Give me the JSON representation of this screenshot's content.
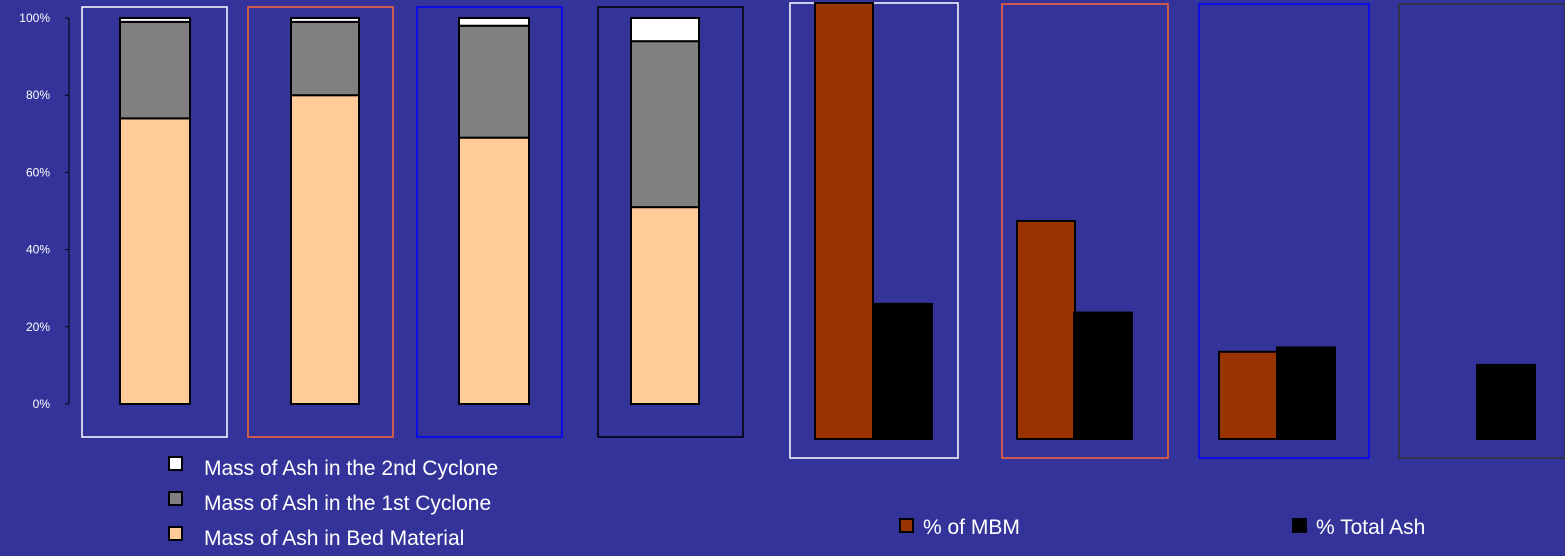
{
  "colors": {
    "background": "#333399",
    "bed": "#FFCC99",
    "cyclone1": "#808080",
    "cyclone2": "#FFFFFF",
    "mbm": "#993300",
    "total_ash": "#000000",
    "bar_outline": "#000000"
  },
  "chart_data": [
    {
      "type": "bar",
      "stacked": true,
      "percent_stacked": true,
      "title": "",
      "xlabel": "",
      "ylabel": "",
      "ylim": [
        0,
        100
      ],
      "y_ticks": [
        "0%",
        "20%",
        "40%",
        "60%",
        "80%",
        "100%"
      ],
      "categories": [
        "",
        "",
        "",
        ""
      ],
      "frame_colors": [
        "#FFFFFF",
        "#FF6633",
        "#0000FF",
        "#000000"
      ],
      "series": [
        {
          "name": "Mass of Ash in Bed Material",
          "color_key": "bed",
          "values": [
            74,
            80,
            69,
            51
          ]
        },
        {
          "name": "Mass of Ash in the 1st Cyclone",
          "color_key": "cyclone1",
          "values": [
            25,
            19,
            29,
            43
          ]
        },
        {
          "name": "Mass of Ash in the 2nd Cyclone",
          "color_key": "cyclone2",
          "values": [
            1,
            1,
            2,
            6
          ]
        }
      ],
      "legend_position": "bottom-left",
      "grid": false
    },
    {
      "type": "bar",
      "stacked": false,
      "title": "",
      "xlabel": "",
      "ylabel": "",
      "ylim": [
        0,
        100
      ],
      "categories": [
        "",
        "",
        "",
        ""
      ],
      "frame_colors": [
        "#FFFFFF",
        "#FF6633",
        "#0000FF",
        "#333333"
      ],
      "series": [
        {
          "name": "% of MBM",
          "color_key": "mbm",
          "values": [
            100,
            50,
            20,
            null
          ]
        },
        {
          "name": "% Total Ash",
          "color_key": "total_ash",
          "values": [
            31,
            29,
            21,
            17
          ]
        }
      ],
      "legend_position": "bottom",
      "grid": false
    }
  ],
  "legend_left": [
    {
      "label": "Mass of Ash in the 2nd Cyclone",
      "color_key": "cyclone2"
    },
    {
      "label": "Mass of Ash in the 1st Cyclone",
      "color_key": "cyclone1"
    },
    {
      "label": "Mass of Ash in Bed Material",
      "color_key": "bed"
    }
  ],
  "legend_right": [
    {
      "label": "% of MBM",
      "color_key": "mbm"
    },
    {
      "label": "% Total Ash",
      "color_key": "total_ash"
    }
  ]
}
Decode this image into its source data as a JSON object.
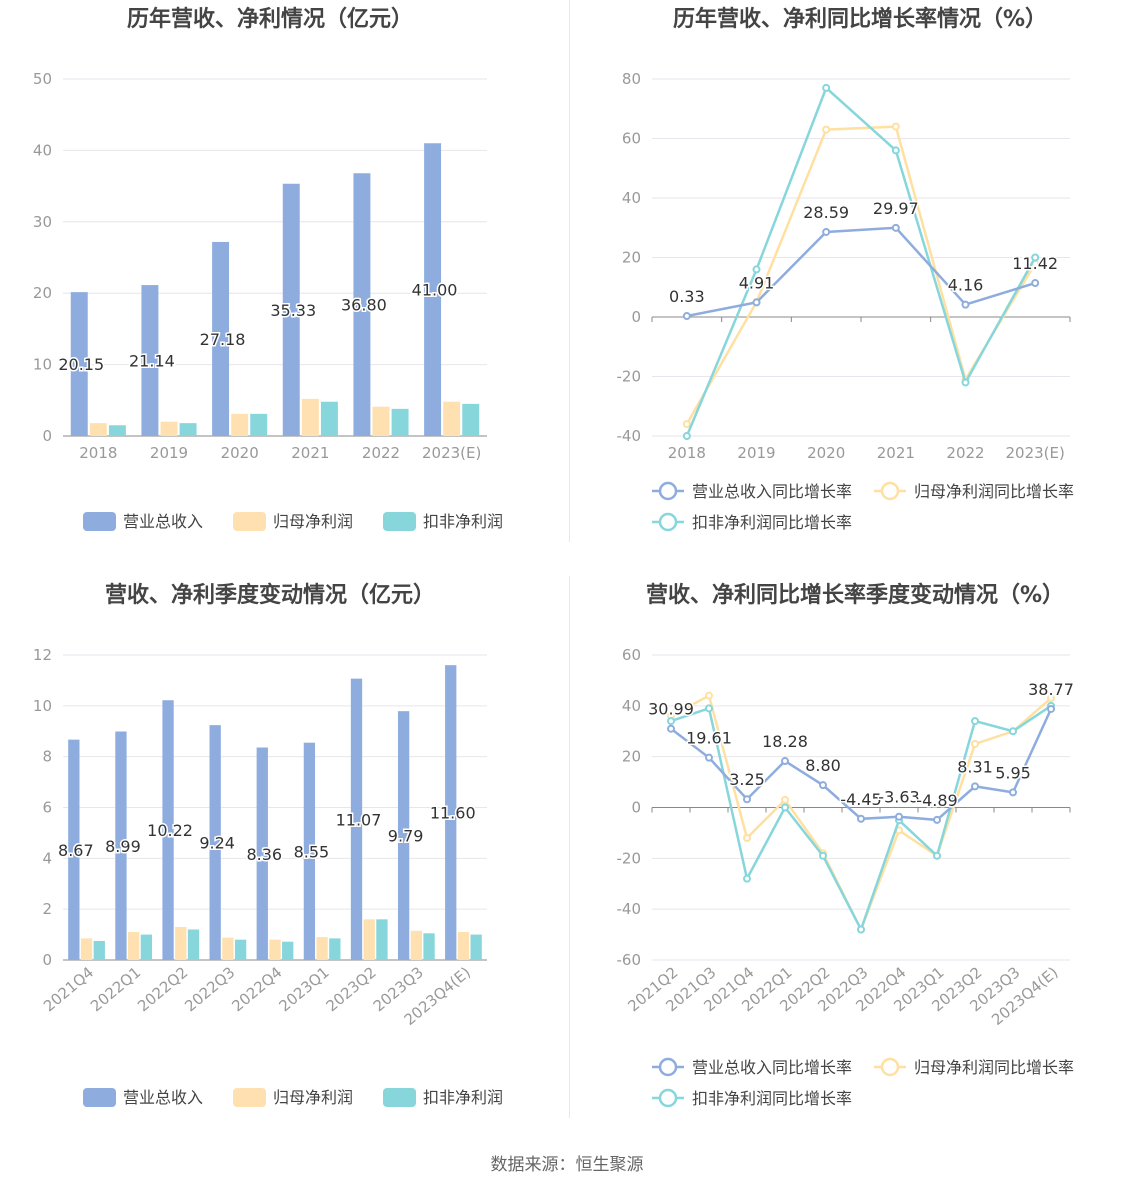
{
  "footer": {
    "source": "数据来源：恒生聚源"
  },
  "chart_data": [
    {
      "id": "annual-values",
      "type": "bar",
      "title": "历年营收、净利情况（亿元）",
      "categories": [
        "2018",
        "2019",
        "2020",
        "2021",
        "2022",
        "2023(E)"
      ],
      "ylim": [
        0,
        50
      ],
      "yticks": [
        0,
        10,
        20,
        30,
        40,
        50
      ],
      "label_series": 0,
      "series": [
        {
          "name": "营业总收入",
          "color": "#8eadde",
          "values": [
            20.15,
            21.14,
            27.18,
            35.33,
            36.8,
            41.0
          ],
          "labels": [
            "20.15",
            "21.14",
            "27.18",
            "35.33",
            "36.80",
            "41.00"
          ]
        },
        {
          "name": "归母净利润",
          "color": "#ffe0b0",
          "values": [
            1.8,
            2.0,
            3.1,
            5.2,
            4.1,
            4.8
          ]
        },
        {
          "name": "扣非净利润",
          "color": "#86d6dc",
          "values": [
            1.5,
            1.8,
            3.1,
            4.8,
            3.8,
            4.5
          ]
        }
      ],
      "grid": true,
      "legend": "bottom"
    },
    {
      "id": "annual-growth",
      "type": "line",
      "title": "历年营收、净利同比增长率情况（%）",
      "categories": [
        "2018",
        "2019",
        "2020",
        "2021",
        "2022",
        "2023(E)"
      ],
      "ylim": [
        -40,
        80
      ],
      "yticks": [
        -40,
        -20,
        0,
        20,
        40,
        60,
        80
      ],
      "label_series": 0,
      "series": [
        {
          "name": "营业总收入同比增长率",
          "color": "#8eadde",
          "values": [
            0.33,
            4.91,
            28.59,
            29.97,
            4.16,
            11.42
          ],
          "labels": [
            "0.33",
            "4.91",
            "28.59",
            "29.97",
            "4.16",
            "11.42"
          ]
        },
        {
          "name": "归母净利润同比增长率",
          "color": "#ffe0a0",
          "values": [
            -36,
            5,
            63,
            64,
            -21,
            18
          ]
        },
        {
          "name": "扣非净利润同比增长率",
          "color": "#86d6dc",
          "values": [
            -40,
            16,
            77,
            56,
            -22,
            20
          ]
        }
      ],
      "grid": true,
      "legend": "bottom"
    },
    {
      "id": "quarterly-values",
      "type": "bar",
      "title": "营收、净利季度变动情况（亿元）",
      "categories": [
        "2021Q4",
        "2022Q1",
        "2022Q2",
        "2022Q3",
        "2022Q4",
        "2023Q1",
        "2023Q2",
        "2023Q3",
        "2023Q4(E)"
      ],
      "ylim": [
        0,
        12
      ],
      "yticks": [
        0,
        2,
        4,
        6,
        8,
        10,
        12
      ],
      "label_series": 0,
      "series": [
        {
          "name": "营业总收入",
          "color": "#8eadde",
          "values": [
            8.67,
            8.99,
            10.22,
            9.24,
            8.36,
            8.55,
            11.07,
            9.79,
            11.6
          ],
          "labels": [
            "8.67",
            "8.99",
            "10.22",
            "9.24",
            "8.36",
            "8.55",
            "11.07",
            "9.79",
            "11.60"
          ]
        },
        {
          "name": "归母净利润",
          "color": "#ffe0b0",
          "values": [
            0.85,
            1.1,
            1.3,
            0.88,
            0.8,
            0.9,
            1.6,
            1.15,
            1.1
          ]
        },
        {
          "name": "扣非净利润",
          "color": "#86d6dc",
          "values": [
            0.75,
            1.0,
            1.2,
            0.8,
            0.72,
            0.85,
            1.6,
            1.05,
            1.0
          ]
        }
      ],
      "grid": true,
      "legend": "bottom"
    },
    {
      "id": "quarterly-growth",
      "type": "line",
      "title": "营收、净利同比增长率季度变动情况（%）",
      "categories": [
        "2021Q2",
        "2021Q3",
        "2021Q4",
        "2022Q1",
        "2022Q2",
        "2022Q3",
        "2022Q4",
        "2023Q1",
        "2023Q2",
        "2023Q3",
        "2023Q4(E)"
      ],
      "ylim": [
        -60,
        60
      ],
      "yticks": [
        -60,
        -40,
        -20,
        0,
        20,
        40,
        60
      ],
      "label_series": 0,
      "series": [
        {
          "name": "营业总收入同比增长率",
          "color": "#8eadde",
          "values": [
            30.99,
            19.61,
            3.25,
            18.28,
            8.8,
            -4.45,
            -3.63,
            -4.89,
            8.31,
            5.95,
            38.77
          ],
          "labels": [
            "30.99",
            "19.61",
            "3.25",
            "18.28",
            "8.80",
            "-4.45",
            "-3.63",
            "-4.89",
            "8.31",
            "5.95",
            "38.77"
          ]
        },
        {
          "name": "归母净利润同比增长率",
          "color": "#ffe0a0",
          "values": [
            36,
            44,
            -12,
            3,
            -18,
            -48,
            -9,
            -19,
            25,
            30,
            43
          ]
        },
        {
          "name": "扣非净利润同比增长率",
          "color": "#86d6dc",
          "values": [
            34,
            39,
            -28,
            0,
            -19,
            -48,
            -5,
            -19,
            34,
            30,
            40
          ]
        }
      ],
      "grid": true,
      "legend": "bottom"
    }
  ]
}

^^^^^^^^

▸ What the task asks:
Print all of the entries word for word. Omit the pictures they contain.

▸ Response to the exercise:
Give me the JSON representation of this screenshot's content.
{
  "colors": {
    "background": "#333399",
    "bed": "#FFCC99",
    "cyclone1": "#808080",
    "cyclone2": "#FFFFFF",
    "mbm": "#993300",
    "total_ash": "#000000",
    "bar_outline": "#000000"
  },
  "chart_data": [
    {
      "type": "bar",
      "stacked": true,
      "percent_stacked": true,
      "title": "",
      "xlabel": "",
      "ylabel": "",
      "ylim": [
        0,
        100
      ],
      "y_ticks": [
        "0%",
        "20%",
        "40%",
        "60%",
        "80%",
        "100%"
      ],
      "categories": [
        "",
        "",
        "",
        ""
      ],
      "frame_colors": [
        "#FFFFFF",
        "#FF6633",
        "#0000FF",
        "#000000"
      ],
      "series": [
        {
          "name": "Mass of Ash in Bed Material",
          "color_key": "bed",
          "values": [
            74,
            80,
            69,
            51
          ]
        },
        {
          "name": "Mass of Ash in the 1st Cyclone",
          "color_key": "cyclone1",
          "values": [
            25,
            19,
            29,
            43
          ]
        },
        {
          "name": "Mass of Ash in the 2nd Cyclone",
          "color_key": "cyclone2",
          "values": [
            1,
            1,
            2,
            6
          ]
        }
      ],
      "legend_position": "bottom-left",
      "grid": false
    },
    {
      "type": "bar",
      "stacked": false,
      "title": "",
      "xlabel": "",
      "ylabel": "",
      "ylim": [
        0,
        100
      ],
      "categories": [
        "",
        "",
        "",
        ""
      ],
      "frame_colors": [
        "#FFFFFF",
        "#FF6633",
        "#0000FF",
        "#333333"
      ],
      "series": [
        {
          "name": "% of MBM",
          "color_key": "mbm",
          "values": [
            100,
            50,
            20,
            null
          ]
        },
        {
          "name": "% Total Ash",
          "color_key": "total_ash",
          "values": [
            31,
            29,
            21,
            17
          ]
        }
      ],
      "legend_position": "bottom",
      "grid": false
    }
  ],
  "legend_left": [
    {
      "label": "Mass of Ash in the 2nd Cyclone",
      "color_key": "cyclone2"
    },
    {
      "label": "Mass of Ash in the 1st Cyclone",
      "color_key": "cyclone1"
    },
    {
      "label": "Mass of Ash in Bed Material",
      "color_key": "bed"
    }
  ],
  "legend_right": [
    {
      "label": "% of MBM",
      "color_key": "mbm"
    },
    {
      "label": "% Total Ash",
      "color_key": "total_ash"
    }
  ]
}
Decode this image into its source data as a JSON object.
{
  "footer": {
    "source": "数据来源：恒生聚源"
  },
  "chart_data": [
    {
      "id": "annual-values",
      "type": "bar",
      "title": "历年营收、净利情况（亿元）",
      "categories": [
        "2018",
        "2019",
        "2020",
        "2021",
        "2022",
        "2023(E)"
      ],
      "ylim": [
        0,
        50
      ],
      "yticks": [
        0,
        10,
        20,
        30,
        40,
        50
      ],
      "label_series": 0,
      "series": [
        {
          "name": "营业总收入",
          "color": "#8eadde",
          "values": [
            20.15,
            21.14,
            27.18,
            35.33,
            36.8,
            41.0
          ],
          "labels": [
            "20.15",
            "21.14",
            "27.18",
            "35.33",
            "36.80",
            "41.00"
          ]
        },
        {
          "name": "归母净利润",
          "color": "#ffe0b0",
          "values": [
            1.8,
            2.0,
            3.1,
            5.2,
            4.1,
            4.8
          ]
        },
        {
          "name": "扣非净利润",
          "color": "#86d6dc",
          "values": [
            1.5,
            1.8,
            3.1,
            4.8,
            3.8,
            4.5
          ]
        }
      ],
      "grid": true,
      "legend": "bottom"
    },
    {
      "id": "annual-growth",
      "type": "line",
      "title": "历年营收、净利同比增长率情况（%）",
      "categories": [
        "2018",
        "2019",
        "2020",
        "2021",
        "2022",
        "2023(E)"
      ],
      "ylim": [
        -40,
        80
      ],
      "yticks": [
        -40,
        -20,
        0,
        20,
        40,
        60,
        80
      ],
      "label_series": 0,
      "series": [
        {
          "name": "营业总收入同比增长率",
          "color": "#8eadde",
          "values": [
            0.33,
            4.91,
            28.59,
            29.97,
            4.16,
            11.42
          ],
          "labels": [
            "0.33",
            "4.91",
            "28.59",
            "29.97",
            "4.16",
            "11.42"
          ]
        },
        {
          "name": "归母净利润同比增长率",
          "color": "#ffe0a0",
          "values": [
            -36,
            5,
            63,
            64,
            -21,
            18
          ]
        },
        {
          "name": "扣非净利润同比增长率",
          "color": "#86d6dc",
          "values": [
            -40,
            16,
            77,
            56,
            -22,
            20
          ]
        }
      ],
      "grid": true,
      "legend": "bottom"
    },
    {
      "id": "quarterly-values",
      "type": "bar",
      "title": "营收、净利季度变动情况（亿元）",
      "categories": [
        "2021Q4",
        "2022Q1",
        "2022Q2",
        "2022Q3",
        "2022Q4",
        "2023Q1",
        "2023Q2",
        "2023Q3",
        "2023Q4(E)"
      ],
      "ylim": [
        0,
        12
      ],
      "yticks": [
        0,
        2,
        4,
        6,
        8,
        10,
        12
      ],
      "label_series": 0,
      "series": [
        {
          "name": "营业总收入",
          "color": "#8eadde",
          "values": [
            8.67,
            8.99,
            10.22,
            9.24,
            8.36,
            8.55,
            11.07,
            9.79,
            11.6
          ],
          "labels": [
            "8.67",
            "8.99",
            "10.22",
            "9.24",
            "8.36",
            "8.55",
            "11.07",
            "9.79",
            "11.60"
          ]
        },
        {
          "name": "归母净利润",
          "color": "#ffe0b0",
          "values": [
            0.85,
            1.1,
            1.3,
            0.88,
            0.8,
            0.9,
            1.6,
            1.15,
            1.1
          ]
        },
        {
          "name": "扣非净利润",
          "color": "#86d6dc",
          "values": [
            0.75,
            1.0,
            1.2,
            0.8,
            0.72,
            0.85,
            1.6,
            1.05,
            1.0
          ]
        }
      ],
      "grid": true,
      "legend": "bottom"
    },
    {
      "id": "quarterly-growth",
      "type": "line",
      "title": "营收、净利同比增长率季度变动情况（%）",
      "categories": [
        "2021Q2",
        "2021Q3",
        "2021Q4",
        "2022Q1",
        "2022Q2",
        "2022Q3",
        "2022Q4",
        "2023Q1",
        "2023Q2",
        "2023Q3",
        "2023Q4(E)"
      ],
      "ylim": [
        -60,
        60
      ],
      "yticks": [
        -60,
        -40,
        -20,
        0,
        20,
        40,
        60
      ],
      "label_series": 0,
      "series": [
        {
          "name": "营业总收入同比增长率",
          "color": "#8eadde",
          "values": [
            30.99,
            19.61,
            3.25,
            18.28,
            8.8,
            -4.45,
            -3.63,
            -4.89,
            8.31,
            5.95,
            38.77
          ],
          "labels": [
            "30.99",
            "19.61",
            "3.25",
            "18.28",
            "8.80",
            "-4.45",
            "-3.63",
            "-4.89",
            "8.31",
            "5.95",
            "38.77"
          ]
        },
        {
          "name": "归母净利润同比增长率",
          "color": "#ffe0a0",
          "values": [
            36,
            44,
            -12,
            3,
            -18,
            -48,
            -9,
            -19,
            25,
            30,
            43
          ]
        },
        {
          "name": "扣非净利润同比增长率",
          "color": "#86d6dc",
          "values": [
            34,
            39,
            -28,
            0,
            -19,
            -48,
            -5,
            -19,
            34,
            30,
            40
          ]
        }
      ],
      "grid": true,
      "legend": "bottom"
    }
  ]
}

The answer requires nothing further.